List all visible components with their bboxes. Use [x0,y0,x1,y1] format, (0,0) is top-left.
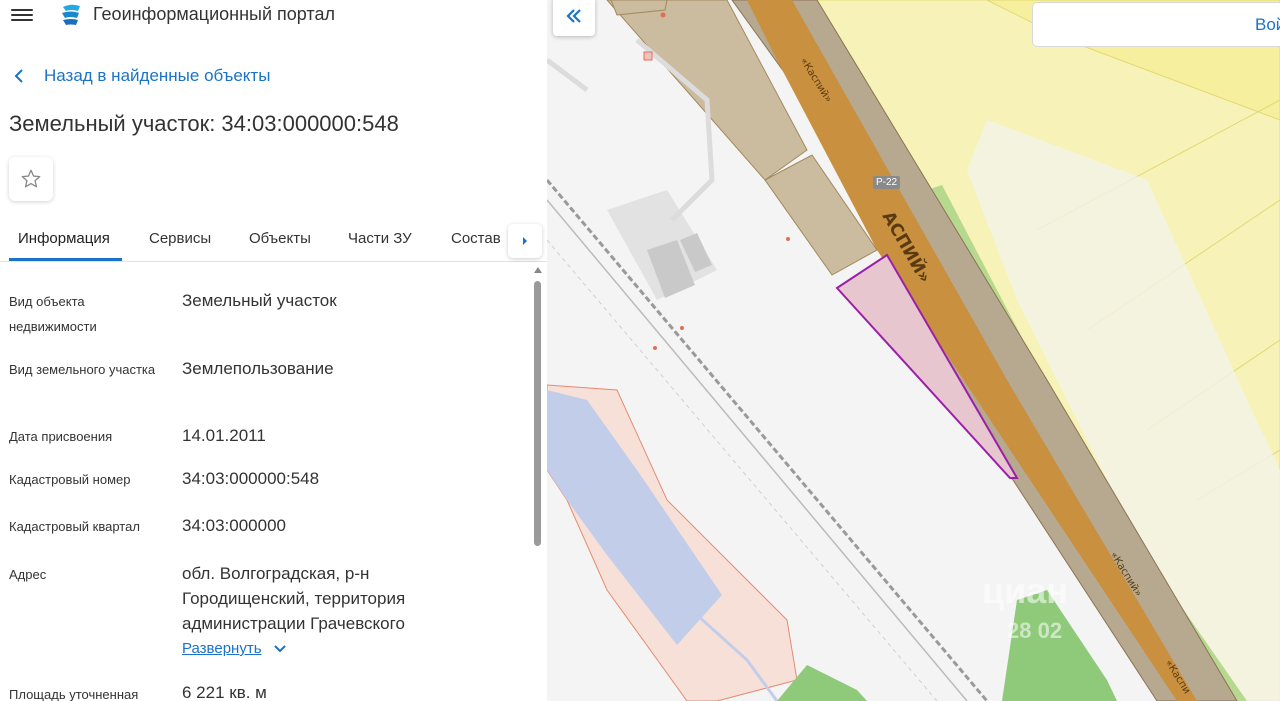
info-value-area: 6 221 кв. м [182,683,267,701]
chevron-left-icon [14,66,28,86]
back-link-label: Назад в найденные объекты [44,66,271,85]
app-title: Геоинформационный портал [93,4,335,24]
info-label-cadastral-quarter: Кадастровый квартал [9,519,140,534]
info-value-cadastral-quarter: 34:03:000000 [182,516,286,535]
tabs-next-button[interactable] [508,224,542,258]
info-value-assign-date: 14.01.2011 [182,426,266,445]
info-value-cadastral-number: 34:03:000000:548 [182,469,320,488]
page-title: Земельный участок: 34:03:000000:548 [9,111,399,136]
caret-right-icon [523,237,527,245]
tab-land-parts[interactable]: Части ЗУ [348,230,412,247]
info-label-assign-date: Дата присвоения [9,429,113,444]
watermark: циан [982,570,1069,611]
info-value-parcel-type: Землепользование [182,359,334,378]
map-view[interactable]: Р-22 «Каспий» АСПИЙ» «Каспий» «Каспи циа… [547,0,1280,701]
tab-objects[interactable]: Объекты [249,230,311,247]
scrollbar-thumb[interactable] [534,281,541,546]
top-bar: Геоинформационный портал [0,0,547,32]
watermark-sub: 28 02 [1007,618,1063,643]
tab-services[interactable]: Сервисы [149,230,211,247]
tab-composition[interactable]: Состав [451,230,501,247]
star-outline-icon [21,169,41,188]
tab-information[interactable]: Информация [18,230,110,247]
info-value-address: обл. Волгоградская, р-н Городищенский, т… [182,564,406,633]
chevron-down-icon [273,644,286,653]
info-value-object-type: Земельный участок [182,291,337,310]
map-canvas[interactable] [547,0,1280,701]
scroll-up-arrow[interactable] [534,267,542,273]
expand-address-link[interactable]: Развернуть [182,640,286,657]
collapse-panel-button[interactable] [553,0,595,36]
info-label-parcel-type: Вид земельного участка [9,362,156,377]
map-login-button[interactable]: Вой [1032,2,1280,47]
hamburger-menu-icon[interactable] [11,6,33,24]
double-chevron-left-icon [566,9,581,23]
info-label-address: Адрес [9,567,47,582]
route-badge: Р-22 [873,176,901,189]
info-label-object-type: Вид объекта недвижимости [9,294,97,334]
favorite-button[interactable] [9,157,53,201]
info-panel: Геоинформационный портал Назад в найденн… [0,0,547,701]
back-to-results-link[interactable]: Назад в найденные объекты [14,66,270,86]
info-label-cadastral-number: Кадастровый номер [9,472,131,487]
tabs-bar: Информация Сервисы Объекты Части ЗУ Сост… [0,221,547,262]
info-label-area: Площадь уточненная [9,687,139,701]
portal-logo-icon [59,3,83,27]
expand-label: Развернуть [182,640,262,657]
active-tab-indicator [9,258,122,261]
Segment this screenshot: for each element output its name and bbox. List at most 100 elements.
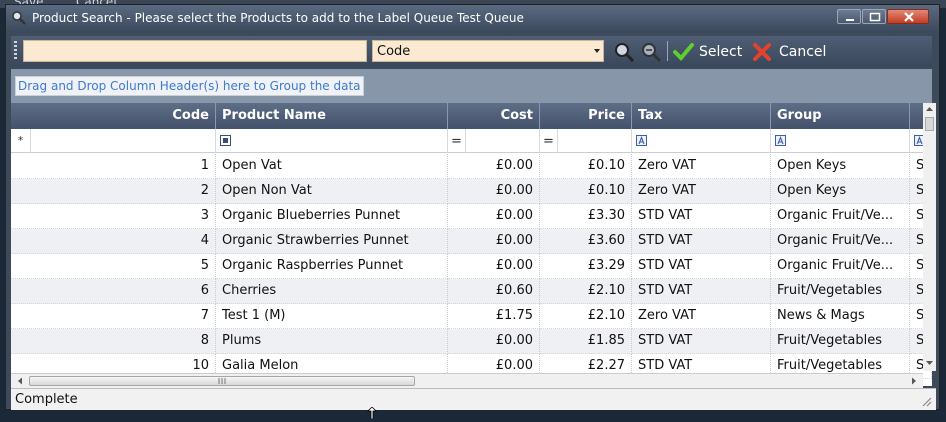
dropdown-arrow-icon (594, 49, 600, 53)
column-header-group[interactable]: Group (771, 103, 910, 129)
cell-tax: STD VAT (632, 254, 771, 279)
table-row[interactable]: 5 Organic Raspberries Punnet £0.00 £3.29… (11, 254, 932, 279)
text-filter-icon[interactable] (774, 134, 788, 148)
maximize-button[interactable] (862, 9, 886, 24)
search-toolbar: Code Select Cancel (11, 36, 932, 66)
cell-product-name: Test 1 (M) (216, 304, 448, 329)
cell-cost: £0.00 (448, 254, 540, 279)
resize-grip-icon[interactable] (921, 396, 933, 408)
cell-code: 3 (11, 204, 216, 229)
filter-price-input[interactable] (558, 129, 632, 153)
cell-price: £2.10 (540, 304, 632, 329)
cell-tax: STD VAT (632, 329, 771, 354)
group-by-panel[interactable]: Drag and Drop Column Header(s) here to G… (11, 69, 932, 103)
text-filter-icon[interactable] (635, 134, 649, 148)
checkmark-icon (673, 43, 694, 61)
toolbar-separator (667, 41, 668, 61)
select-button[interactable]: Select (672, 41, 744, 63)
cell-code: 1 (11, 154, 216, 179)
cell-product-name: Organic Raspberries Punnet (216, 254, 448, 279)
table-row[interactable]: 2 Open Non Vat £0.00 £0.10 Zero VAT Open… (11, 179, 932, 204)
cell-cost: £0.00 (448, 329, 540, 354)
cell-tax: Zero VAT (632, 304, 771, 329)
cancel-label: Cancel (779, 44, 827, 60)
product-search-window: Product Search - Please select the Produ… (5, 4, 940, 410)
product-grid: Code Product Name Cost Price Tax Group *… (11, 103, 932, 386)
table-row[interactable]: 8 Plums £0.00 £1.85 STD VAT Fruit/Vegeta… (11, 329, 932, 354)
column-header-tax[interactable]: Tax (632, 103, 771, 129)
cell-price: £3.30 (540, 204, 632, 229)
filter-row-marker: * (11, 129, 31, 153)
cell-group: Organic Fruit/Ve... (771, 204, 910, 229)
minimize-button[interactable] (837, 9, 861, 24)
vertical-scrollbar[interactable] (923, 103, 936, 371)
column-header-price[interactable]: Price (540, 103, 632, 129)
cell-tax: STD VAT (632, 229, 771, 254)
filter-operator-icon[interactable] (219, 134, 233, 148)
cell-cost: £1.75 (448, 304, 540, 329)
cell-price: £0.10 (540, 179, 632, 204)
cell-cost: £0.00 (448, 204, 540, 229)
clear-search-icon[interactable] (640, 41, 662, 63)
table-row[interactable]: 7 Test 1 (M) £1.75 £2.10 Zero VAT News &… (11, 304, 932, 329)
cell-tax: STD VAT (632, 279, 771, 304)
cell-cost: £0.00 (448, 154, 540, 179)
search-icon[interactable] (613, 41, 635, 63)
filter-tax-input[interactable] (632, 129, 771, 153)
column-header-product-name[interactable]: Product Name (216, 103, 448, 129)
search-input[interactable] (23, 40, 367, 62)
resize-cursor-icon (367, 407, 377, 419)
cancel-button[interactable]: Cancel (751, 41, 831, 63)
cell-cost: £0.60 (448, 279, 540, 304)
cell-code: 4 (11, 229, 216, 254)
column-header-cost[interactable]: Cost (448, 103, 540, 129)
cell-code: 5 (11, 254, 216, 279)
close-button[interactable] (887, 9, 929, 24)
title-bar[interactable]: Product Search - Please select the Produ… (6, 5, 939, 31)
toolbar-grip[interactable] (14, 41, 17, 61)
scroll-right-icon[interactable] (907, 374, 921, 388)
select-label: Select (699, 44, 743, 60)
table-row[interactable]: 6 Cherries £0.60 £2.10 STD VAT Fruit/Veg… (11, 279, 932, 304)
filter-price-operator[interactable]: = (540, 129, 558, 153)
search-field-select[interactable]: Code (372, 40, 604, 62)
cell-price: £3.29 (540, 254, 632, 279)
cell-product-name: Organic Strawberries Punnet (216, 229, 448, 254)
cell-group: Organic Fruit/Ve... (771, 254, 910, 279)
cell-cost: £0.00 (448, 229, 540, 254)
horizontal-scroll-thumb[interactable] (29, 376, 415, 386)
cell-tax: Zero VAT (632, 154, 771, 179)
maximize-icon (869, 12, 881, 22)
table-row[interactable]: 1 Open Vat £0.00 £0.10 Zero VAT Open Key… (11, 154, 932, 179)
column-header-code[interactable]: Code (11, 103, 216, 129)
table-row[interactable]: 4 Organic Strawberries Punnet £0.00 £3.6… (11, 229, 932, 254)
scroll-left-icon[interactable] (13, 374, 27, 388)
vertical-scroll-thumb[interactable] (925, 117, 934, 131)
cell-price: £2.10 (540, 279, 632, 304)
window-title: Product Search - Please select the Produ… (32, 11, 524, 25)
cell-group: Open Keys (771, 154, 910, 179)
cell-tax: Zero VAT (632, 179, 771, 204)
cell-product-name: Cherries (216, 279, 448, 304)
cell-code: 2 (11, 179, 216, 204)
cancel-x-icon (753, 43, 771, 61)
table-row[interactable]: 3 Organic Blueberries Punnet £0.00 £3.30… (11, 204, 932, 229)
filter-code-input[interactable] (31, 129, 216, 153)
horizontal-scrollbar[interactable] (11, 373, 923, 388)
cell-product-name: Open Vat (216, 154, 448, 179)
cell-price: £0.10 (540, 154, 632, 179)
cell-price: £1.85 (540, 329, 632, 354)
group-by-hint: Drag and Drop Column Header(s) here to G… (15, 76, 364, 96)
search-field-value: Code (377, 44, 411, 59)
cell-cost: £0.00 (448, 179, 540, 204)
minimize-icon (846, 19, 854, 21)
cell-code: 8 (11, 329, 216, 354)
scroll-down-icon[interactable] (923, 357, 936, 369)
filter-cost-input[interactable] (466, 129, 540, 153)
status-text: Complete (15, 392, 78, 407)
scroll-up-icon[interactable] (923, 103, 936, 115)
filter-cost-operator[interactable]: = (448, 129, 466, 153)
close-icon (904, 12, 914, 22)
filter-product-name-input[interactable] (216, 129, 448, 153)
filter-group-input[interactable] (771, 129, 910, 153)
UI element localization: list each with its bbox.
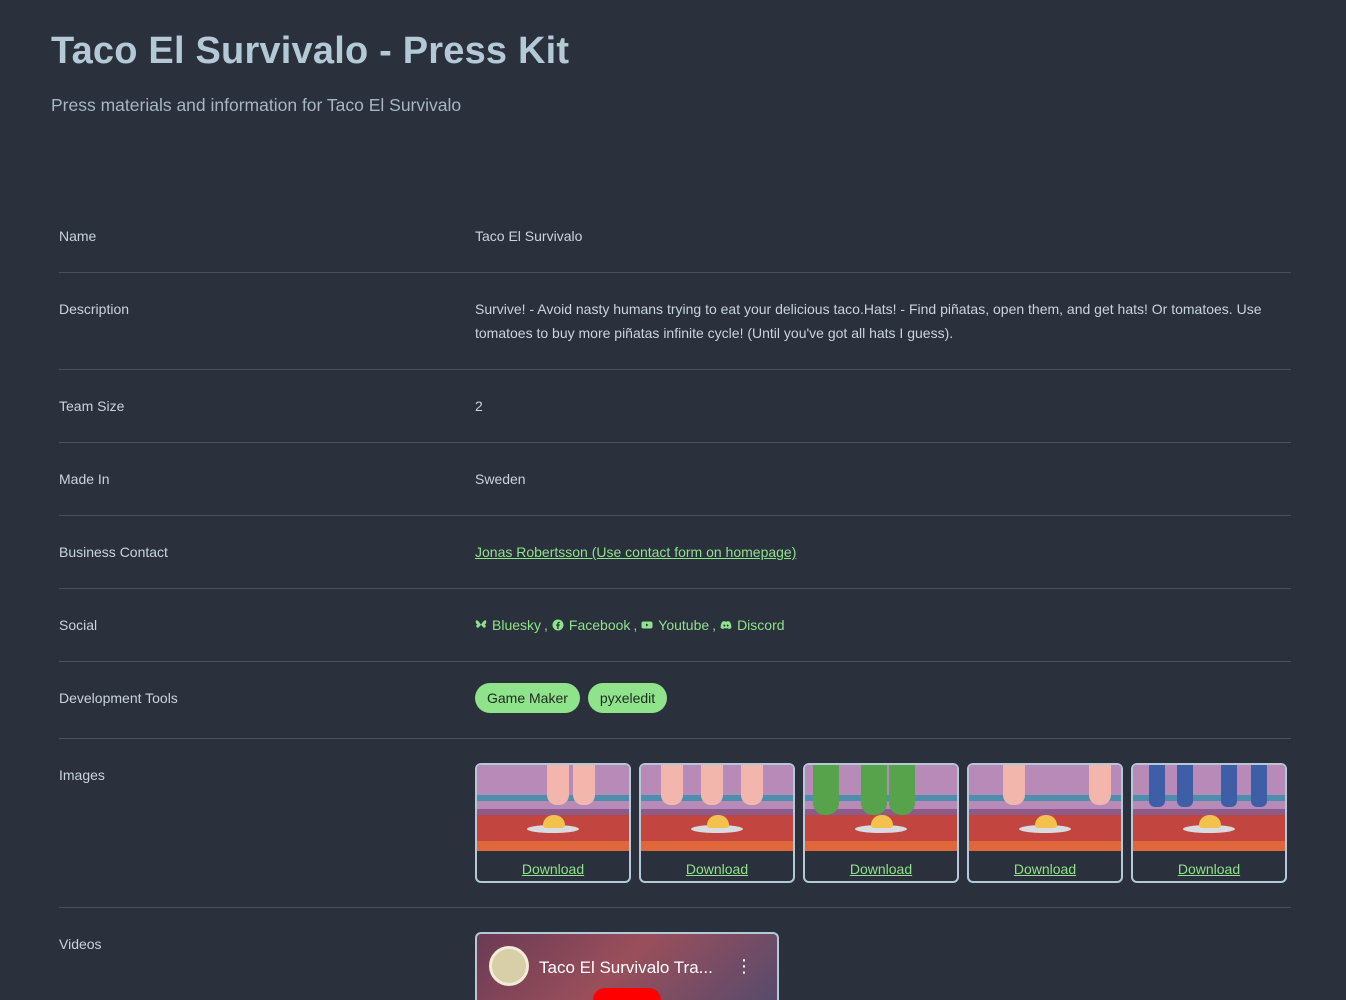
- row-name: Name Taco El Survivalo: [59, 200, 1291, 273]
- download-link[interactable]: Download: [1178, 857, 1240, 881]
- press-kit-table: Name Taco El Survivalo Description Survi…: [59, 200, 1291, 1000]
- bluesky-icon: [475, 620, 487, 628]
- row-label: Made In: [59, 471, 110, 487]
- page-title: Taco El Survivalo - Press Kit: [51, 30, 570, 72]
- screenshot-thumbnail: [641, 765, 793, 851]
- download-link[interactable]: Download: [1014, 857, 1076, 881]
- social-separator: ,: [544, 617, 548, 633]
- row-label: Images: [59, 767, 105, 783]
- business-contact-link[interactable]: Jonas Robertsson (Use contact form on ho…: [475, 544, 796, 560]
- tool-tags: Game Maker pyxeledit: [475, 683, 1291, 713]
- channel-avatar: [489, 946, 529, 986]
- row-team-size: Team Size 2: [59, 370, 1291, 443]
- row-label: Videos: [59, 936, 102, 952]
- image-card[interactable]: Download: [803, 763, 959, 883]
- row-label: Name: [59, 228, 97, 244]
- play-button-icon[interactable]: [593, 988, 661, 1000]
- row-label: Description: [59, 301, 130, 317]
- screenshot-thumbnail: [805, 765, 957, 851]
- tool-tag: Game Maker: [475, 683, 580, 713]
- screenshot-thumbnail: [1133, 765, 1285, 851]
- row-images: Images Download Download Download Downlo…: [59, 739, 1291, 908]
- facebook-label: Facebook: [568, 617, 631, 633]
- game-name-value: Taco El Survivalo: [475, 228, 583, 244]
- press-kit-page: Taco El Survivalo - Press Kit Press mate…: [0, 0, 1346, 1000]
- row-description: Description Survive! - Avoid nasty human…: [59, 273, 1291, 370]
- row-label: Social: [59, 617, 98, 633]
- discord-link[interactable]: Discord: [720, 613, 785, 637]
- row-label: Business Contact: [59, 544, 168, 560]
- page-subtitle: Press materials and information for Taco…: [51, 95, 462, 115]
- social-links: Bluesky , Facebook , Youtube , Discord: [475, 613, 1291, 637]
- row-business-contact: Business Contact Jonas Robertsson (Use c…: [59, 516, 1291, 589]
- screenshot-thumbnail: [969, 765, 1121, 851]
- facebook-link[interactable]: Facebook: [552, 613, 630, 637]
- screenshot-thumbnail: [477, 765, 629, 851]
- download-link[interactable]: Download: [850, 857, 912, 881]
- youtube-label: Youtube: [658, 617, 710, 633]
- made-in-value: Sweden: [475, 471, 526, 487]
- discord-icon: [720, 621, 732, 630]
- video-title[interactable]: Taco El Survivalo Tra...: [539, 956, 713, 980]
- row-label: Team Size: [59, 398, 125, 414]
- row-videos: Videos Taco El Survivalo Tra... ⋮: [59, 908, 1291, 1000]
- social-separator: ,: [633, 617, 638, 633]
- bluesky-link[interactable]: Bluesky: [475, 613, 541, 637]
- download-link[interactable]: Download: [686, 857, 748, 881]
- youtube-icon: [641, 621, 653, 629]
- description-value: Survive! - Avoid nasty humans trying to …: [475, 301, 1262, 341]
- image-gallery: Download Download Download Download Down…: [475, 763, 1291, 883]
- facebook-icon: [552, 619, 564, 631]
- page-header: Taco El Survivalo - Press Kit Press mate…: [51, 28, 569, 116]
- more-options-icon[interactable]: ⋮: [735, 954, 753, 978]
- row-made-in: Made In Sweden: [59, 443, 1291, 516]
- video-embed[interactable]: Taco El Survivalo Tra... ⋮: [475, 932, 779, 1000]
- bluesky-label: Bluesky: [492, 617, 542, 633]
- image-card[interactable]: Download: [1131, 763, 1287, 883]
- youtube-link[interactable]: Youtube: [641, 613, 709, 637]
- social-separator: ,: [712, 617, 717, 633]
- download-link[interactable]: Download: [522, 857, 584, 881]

### Problem details
Quote the rows from the line with "info-value-area: 6 221" to the line with "tabs-next-button[interactable] [508,224,542,258]", unchanged.

### Response for this exercise
info-value-area: 6 221 кв. м [182,683,267,701]
chevron-left-icon [14,66,28,86]
back-link-label: Назад в найденные объекты [44,66,271,85]
app-title: Геоинформационный портал [93,4,335,24]
info-label-cadastral-quarter: Кадастровый квартал [9,519,140,534]
info-value-cadastral-quarter: 34:03:000000 [182,516,286,535]
tabs-next-button[interactable] [508,224,542,258]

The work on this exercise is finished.